-- Begin Data for the task --

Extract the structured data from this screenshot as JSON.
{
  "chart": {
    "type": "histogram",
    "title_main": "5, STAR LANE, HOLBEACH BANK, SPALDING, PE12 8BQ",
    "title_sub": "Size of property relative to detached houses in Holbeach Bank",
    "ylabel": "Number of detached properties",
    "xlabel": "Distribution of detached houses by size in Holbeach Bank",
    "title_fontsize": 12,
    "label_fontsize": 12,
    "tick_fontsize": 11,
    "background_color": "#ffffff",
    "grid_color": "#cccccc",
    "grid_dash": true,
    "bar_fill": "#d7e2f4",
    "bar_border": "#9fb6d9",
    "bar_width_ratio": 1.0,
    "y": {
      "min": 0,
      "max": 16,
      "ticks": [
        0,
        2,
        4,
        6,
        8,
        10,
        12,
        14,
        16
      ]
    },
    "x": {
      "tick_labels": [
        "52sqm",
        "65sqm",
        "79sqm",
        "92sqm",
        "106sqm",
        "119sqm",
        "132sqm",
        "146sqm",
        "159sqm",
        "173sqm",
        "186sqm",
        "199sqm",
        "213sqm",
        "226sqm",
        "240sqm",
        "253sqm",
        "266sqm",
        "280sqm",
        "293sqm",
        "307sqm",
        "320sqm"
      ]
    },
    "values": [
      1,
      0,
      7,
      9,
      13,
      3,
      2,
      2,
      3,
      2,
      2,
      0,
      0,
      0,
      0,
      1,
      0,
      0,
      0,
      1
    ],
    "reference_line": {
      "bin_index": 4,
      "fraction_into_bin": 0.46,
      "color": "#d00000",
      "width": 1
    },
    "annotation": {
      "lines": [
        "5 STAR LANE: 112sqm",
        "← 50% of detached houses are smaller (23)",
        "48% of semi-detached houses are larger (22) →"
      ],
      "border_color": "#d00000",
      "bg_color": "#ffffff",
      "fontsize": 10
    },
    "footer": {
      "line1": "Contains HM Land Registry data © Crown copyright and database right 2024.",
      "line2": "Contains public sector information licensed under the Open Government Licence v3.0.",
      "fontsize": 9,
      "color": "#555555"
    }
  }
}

-- End Data for the task --

**What you have to do:**
Output all preceding records character for character.

**Correct output:**
Extract the structured data from this screenshot as JSON.
{
  "chart": {
    "type": "histogram",
    "title_main": "5, STAR LANE, HOLBEACH BANK, SPALDING, PE12 8BQ",
    "title_sub": "Size of property relative to detached houses in Holbeach Bank",
    "ylabel": "Number of detached properties",
    "xlabel": "Distribution of detached houses by size in Holbeach Bank",
    "title_fontsize": 12,
    "label_fontsize": 12,
    "tick_fontsize": 11,
    "background_color": "#ffffff",
    "grid_color": "#cccccc",
    "grid_dash": true,
    "bar_fill": "#d7e2f4",
    "bar_border": "#9fb6d9",
    "bar_width_ratio": 1.0,
    "y": {
      "min": 0,
      "max": 16,
      "ticks": [
        0,
        2,
        4,
        6,
        8,
        10,
        12,
        14,
        16
      ]
    },
    "x": {
      "tick_labels": [
        "52sqm",
        "65sqm",
        "79sqm",
        "92sqm",
        "106sqm",
        "119sqm",
        "132sqm",
        "146sqm",
        "159sqm",
        "173sqm",
        "186sqm",
        "199sqm",
        "213sqm",
        "226sqm",
        "240sqm",
        "253sqm",
        "266sqm",
        "280sqm",
        "293sqm",
        "307sqm",
        "320sqm"
      ]
    },
    "values": [
      1,
      0,
      7,
      9,
      13,
      3,
      2,
      2,
      3,
      2,
      2,
      0,
      0,
      0,
      0,
      1,
      0,
      0,
      0,
      1
    ],
    "reference_line": {
      "bin_index": 4,
      "fraction_into_bin": 0.46,
      "color": "#d00000",
      "width": 1
    },
    "annotation": {
      "lines": [
        "5 STAR LANE: 112sqm",
        "← 50% of detached houses are smaller (23)",
        "48% of semi-detached houses are larger (22) →"
      ],
      "border_color": "#d00000",
      "bg_color": "#ffffff",
      "fontsize": 10
    },
    "footer": {
      "line1": "Contains HM Land Registry data © Crown copyright and database right 2024.",
      "line2": "Contains public sector information licensed under the Open Government Licence v3.0.",
      "fontsize": 9,
      "color": "#555555"
    }
  }
}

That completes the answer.